((

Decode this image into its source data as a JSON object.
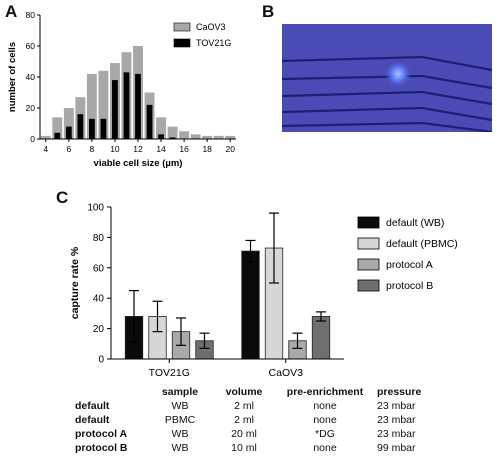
{
  "panels": {
    "a": "A",
    "b": "B",
    "c": "C"
  },
  "chart_data": [
    {
      "type": "bar",
      "panel": "A",
      "xlabel": "viable cell size (µm)",
      "ylabel": "number of cells",
      "ylim": [
        0,
        80
      ],
      "yticks": [
        0,
        20,
        40,
        60,
        80
      ],
      "xticks": [
        "4",
        "6",
        "8",
        "10",
        "12",
        "14",
        "16",
        "18",
        "20"
      ],
      "categories": [
        "4",
        "5",
        "6",
        "7",
        "8",
        "9",
        "10",
        "11",
        "12",
        "13",
        "14",
        "15",
        "16",
        "17",
        "18",
        "19",
        "20"
      ],
      "legend_position": "top-right",
      "series": [
        {
          "name": "CaOV3",
          "color": "#a8a8a8",
          "values": [
            2,
            14,
            20,
            27,
            42,
            44,
            49,
            56,
            60,
            30,
            14,
            8,
            5,
            3,
            2,
            2,
            2
          ]
        },
        {
          "name": "TOV21G",
          "color": "#000000",
          "values": [
            0,
            4,
            8,
            16,
            13,
            13,
            38,
            43,
            42,
            22,
            3,
            1,
            0,
            0,
            0,
            0,
            0
          ]
        }
      ]
    },
    {
      "type": "bar",
      "panel": "C",
      "xlabel": "",
      "ylabel": "capture rate %",
      "ylim": [
        0,
        100
      ],
      "yticks": [
        0,
        20,
        40,
        60,
        80,
        100
      ],
      "categories": [
        "TOV21G",
        "CaOV3"
      ],
      "legend_position": "right",
      "series": [
        {
          "name": "default (WB)",
          "color": "#0a0a0a",
          "values": [
            28,
            71
          ],
          "err": [
            17,
            7
          ]
        },
        {
          "name": "default (PBMC)",
          "color": "#d7d7d7",
          "values": [
            28,
            73
          ],
          "err": [
            10,
            23
          ]
        },
        {
          "name": "protocol A",
          "color": "#a9a9a9",
          "values": [
            18,
            12
          ],
          "err": [
            9,
            5
          ]
        },
        {
          "name": "protocol B",
          "color": "#6f6f6f",
          "values": [
            12,
            28
          ],
          "err": [
            5,
            3
          ]
        }
      ]
    }
  ],
  "table": {
    "headers": [
      "",
      "sample",
      "volume",
      "pre-enrichment",
      "pressure"
    ],
    "rows": [
      [
        "default",
        "WB",
        "2 ml",
        "none",
        "23 mbar"
      ],
      [
        "default",
        "PBMC",
        "2 ml",
        "none",
        "23 mbar"
      ],
      [
        "protocol A",
        "WB",
        "20 ml",
        "*DG",
        "23 mbar"
      ],
      [
        "protocol B",
        "WB",
        "10 ml",
        "none",
        "99 mbar"
      ]
    ]
  },
  "colors": {
    "micro_bg": "#4a4ab8",
    "micro_line": "#1c1e72",
    "micro_cell": "#7a9cff"
  }
}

))

Exercise goal:
Word for word, quote the lines above. Omit the pictures.

Finished exercise:
Decode this image into its source data as a JSON object.
{
  "panels": {
    "a": "A",
    "b": "B",
    "c": "C"
  },
  "chart_data": [
    {
      "type": "bar",
      "panel": "A",
      "xlabel": "viable cell size (µm)",
      "ylabel": "number of cells",
      "ylim": [
        0,
        80
      ],
      "yticks": [
        0,
        20,
        40,
        60,
        80
      ],
      "xticks": [
        "4",
        "6",
        "8",
        "10",
        "12",
        "14",
        "16",
        "18",
        "20"
      ],
      "categories": [
        "4",
        "5",
        "6",
        "7",
        "8",
        "9",
        "10",
        "11",
        "12",
        "13",
        "14",
        "15",
        "16",
        "17",
        "18",
        "19",
        "20"
      ],
      "legend_position": "top-right",
      "series": [
        {
          "name": "CaOV3",
          "color": "#a8a8a8",
          "values": [
            2,
            14,
            20,
            27,
            42,
            44,
            49,
            56,
            60,
            30,
            14,
            8,
            5,
            3,
            2,
            2,
            2
          ]
        },
        {
          "name": "TOV21G",
          "color": "#000000",
          "values": [
            0,
            4,
            8,
            16,
            13,
            13,
            38,
            43,
            42,
            22,
            3,
            1,
            0,
            0,
            0,
            0,
            0
          ]
        }
      ]
    },
    {
      "type": "bar",
      "panel": "C",
      "xlabel": "",
      "ylabel": "capture rate %",
      "ylim": [
        0,
        100
      ],
      "yticks": [
        0,
        20,
        40,
        60,
        80,
        100
      ],
      "categories": [
        "TOV21G",
        "CaOV3"
      ],
      "legend_position": "right",
      "series": [
        {
          "name": "default (WB)",
          "color": "#0a0a0a",
          "values": [
            28,
            71
          ],
          "err": [
            17,
            7
          ]
        },
        {
          "name": "default (PBMC)",
          "color": "#d7d7d7",
          "values": [
            28,
            73
          ],
          "err": [
            10,
            23
          ]
        },
        {
          "name": "protocol A",
          "color": "#a9a9a9",
          "values": [
            18,
            12
          ],
          "err": [
            9,
            5
          ]
        },
        {
          "name": "protocol B",
          "color": "#6f6f6f",
          "values": [
            12,
            28
          ],
          "err": [
            5,
            3
          ]
        }
      ]
    }
  ],
  "table": {
    "headers": [
      "",
      "sample",
      "volume",
      "pre-enrichment",
      "pressure"
    ],
    "rows": [
      [
        "default",
        "WB",
        "2 ml",
        "none",
        "23 mbar"
      ],
      [
        "default",
        "PBMC",
        "2 ml",
        "none",
        "23 mbar"
      ],
      [
        "protocol A",
        "WB",
        "20 ml",
        "*DG",
        "23 mbar"
      ],
      [
        "protocol B",
        "WB",
        "10 ml",
        "none",
        "99 mbar"
      ]
    ]
  },
  "colors": {
    "micro_bg": "#4a4ab8",
    "micro_line": "#1c1e72",
    "micro_cell": "#7a9cff"
  }
}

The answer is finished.